▶ [GIVEN REQUEST] Below is a listing; copy all of it exactly.

* * * *

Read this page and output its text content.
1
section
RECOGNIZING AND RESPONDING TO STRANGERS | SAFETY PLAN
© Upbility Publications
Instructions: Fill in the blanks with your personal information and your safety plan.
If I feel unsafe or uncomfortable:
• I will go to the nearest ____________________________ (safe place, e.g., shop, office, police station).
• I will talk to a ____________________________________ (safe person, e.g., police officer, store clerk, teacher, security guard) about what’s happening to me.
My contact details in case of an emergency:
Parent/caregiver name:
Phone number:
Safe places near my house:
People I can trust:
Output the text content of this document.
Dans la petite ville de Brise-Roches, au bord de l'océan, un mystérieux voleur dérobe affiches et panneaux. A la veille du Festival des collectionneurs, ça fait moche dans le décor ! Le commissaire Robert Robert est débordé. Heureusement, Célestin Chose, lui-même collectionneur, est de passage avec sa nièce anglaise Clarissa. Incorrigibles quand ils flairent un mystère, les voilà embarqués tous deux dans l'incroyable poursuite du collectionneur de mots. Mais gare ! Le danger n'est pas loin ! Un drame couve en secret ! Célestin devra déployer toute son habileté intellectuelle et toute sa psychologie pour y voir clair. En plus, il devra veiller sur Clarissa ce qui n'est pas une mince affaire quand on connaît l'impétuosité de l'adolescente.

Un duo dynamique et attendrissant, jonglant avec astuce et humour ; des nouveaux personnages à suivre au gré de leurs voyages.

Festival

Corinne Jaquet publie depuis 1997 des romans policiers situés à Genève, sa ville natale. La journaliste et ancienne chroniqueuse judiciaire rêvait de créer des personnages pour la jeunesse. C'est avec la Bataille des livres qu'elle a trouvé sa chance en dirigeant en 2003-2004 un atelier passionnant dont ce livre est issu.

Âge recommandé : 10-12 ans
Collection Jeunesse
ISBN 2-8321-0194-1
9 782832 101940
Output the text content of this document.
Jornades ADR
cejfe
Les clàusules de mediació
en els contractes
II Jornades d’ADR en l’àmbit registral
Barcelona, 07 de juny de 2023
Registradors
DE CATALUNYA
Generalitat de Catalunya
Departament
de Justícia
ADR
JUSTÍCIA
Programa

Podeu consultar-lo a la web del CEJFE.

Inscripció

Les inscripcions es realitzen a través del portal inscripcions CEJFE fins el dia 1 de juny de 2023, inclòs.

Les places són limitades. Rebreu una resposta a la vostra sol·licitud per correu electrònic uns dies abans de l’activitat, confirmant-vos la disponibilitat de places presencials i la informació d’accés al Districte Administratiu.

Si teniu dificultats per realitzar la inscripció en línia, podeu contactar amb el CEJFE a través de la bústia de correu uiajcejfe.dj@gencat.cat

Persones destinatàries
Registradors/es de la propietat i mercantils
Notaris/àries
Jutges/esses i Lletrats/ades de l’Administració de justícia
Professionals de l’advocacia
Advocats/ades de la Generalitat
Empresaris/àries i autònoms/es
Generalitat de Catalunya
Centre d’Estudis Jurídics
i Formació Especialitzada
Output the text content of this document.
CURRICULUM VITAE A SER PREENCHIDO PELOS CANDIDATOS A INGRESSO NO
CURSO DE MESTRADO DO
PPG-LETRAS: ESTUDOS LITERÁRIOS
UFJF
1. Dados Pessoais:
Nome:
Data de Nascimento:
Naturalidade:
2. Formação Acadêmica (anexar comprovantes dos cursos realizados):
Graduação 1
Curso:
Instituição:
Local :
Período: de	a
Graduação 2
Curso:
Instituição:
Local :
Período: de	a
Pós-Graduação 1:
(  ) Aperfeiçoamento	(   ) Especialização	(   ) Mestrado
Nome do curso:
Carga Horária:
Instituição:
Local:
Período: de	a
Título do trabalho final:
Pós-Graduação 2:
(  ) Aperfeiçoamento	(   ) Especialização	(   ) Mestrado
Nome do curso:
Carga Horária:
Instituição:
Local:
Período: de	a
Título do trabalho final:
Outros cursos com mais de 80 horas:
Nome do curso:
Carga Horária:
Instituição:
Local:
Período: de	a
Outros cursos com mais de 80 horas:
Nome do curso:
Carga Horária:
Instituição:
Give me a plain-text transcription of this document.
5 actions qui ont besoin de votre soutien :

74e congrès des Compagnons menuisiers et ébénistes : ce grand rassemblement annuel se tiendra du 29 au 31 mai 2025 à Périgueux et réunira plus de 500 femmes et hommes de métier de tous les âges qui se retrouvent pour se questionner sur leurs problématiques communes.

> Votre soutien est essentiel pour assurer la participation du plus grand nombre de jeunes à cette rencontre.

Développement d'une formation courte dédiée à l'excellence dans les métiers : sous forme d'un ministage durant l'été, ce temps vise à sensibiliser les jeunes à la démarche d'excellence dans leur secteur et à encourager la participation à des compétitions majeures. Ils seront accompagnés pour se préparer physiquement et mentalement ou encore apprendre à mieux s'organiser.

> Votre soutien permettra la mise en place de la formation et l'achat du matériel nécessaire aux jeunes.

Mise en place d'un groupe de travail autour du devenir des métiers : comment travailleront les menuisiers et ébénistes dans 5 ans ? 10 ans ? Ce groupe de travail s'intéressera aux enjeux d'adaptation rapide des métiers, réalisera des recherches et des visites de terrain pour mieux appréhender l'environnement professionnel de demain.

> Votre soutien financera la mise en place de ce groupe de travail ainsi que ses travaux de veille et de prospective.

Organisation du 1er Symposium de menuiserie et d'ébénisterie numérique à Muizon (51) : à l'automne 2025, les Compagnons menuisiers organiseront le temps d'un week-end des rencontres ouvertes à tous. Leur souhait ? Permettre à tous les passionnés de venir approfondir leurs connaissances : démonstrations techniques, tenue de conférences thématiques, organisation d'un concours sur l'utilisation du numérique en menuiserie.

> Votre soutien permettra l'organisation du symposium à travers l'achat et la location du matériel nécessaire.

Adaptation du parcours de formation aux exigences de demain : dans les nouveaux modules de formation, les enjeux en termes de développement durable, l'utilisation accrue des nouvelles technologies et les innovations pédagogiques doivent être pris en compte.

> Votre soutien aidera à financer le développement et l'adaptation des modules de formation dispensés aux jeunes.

* * * *

▶ [RESPONSE FOR THIS EXERCISE]
Read this page and output its text content.
1
section
RECOGNIZING AND RESPONDING TO STRANGERS | SAFETY PLAN
© Upbility Publications
Instructions: Fill in the blanks with your personal information and your safety plan.
If I feel unsafe or uncomfortable:
• I will go to the nearest ____________________________ (safe place, e.g., shop, office, police station).
• I will talk to a ____________________________________ (safe person, e.g., police officer, store clerk, teacher, security guard) about what’s happening to me.
My contact details in case of an emergency:
Parent/caregiver name:
Phone number:
Safe places near my house:
People I can trust:
Output the text content of this document.
Dans la petite ville de Brise-Roches, au bord de l'océan, un mystérieux voleur dérobe affiches et panneaux. A la veille du Festival des collectionneurs, ça fait moche dans le décor ! Le commissaire Robert Robert est débordé. Heureusement, Célestin Chose, lui-même collectionneur, est de passage avec sa nièce anglaise Clarissa. Incorrigibles quand ils flairent un mystère, les voilà embarqués tous deux dans l'incroyable poursuite du collectionneur de mots. Mais gare ! Le danger n'est pas loin ! Un drame couve en secret ! Célestin devra déployer toute son habileté intellectuelle et toute sa psychologie pour y voir clair. En plus, il devra veiller sur Clarissa ce qui n'est pas une mince affaire quand on connaît l'impétuosité de l'adolescente.

Un duo dynamique et attendrissant, jonglant avec astuce et humour ; des nouveaux personnages à suivre au gré de leurs voyages.

Festival

Corinne Jaquet publie depuis 1997 des romans policiers situés à Genève, sa ville natale. La journaliste et ancienne chroniqueuse judiciaire rêvait de créer des personnages pour la jeunesse. C'est avec la Bataille des livres qu'elle a trouvé sa chance en dirigeant en 2003-2004 un atelier passionnant dont ce livre est issu.

Âge recommandé : 10-12 ans
Collection Jeunesse
ISBN 2-8321-0194-1
9 782832 101940
Output the text content of this document.
Jornades ADR
cejfe
Les clàusules de mediació
en els contractes
II Jornades d’ADR en l’àmbit registral
Barcelona, 07 de juny de 2023
Registradors
DE CATALUNYA
Generalitat de Catalunya
Departament
de Justícia
ADR
JUSTÍCIA
Programa

Podeu consultar-lo a la web del CEJFE.

Inscripció

Les inscripcions es realitzen a través del portal inscripcions CEJFE fins el dia 1 de juny de 2023, inclòs.

Les places són limitades. Rebreu una resposta a la vostra sol·licitud per correu electrònic uns dies abans de l’activitat, confirmant-vos la disponibilitat de places presencials i la informació d’accés al Districte Administratiu.

Si teniu dificultats per realitzar la inscripció en línia, podeu contactar amb el CEJFE a través de la bústia de correu uiajcejfe.dj@gencat.cat

Persones destinatàries
Registradors/es de la propietat i mercantils
Notaris/àries
Jutges/esses i Lletrats/ades de l’Administració de justícia
Professionals de l’advocacia
Advocats/ades de la Generalitat
Empresaris/àries i autònoms/es
Generalitat de Catalunya
Centre d’Estudis Jurídics
i Formació Especialitzada
Output the text content of this document.
CURRICULUM VITAE A SER PREENCHIDO PELOS CANDIDATOS A INGRESSO NO
CURSO DE MESTRADO DO
PPG-LETRAS: ESTUDOS LITERÁRIOS
UFJF
1. Dados Pessoais:
Nome:
Data de Nascimento:
Naturalidade:
2. Formação Acadêmica (anexar comprovantes dos cursos realizados):
Graduação 1
Curso:
Instituição:
Local :
Período: de	a
Graduação 2
Curso:
Instituição:
Local :
Período: de	a
Pós-Graduação 1:
(  ) Aperfeiçoamento	(   ) Especialização	(   ) Mestrado
Nome do curso:
Carga Horária:
Instituição:
Local:
Período: de	a
Título do trabalho final:
Pós-Graduação 2:
(  ) Aperfeiçoamento	(   ) Especialização	(   ) Mestrado
Nome do curso:
Carga Horária:
Instituição:
Local:
Período: de	a
Título do trabalho final:
Outros cursos com mais de 80 horas:
Nome do curso:
Carga Horária:
Instituição:
Local:
Período: de	a
Outros cursos com mais de 80 horas:
Nome do curso:
Carga Horária:
Instituição:
Give me a plain-text transcription of this document.
5 actions qui ont besoin de votre soutien :

74e congrès des Compagnons menuisiers et ébénistes : ce grand rassemblement annuel se tiendra du 29 au 31 mai 2025 à Périgueux et réunira plus de 500 femmes et hommes de métier de tous les âges qui se retrouvent pour se questionner sur leurs problématiques communes.

> Votre soutien est essentiel pour assurer la participation du plus grand nombre de jeunes à cette rencontre.

Développement d'une formation courte dédiée à l'excellence dans les métiers : sous forme d'un ministage durant l'été, ce temps vise à sensibiliser les jeunes à la démarche d'excellence dans leur secteur et à encourager la participation à des compétitions majeures. Ils seront accompagnés pour se préparer physiquement et mentalement ou encore apprendre à mieux s'organiser.

> Votre soutien permettra la mise en place de la formation et l'achat du matériel nécessaire aux jeunes.

Mise en place d'un groupe de travail autour du devenir des métiers : comment travailleront les menuisiers et ébénistes dans 5 ans ? 10 ans ? Ce groupe de travail s'intéressera aux enjeux d'adaptation rapide des métiers, réalisera des recherches et des visites de terrain pour mieux appréhender l'environnement professionnel de demain.

> Votre soutien financera la mise en place de ce groupe de travail ainsi que ses travaux de veille et de prospective.

Organisation du 1er Symposium de menuiserie et d'ébénisterie numérique à Muizon (51) : à l'automne 2025, les Compagnons menuisiers organiseront le temps d'un week-end des rencontres ouvertes à tous. Leur souhait ? Permettre à tous les passionnés de venir approfondir leurs connaissances : démonstrations techniques, tenue de conférences thématiques, organisation d'un concours sur l'utilisation du numérique en menuiserie.

> Votre soutien permettra l'organisation du symposium à travers l'achat et la location du matériel nécessaire.

Adaptation du parcours de formation aux exigences de demain : dans les nouveaux modules de formation, les enjeux en termes de développement durable, l'utilisation accrue des nouvelles technologies et les innovations pédagogiques doivent être pris en compte.

> Votre soutien aidera à financer le développement et l'adaptation des modules de formation dispensés aux jeunes.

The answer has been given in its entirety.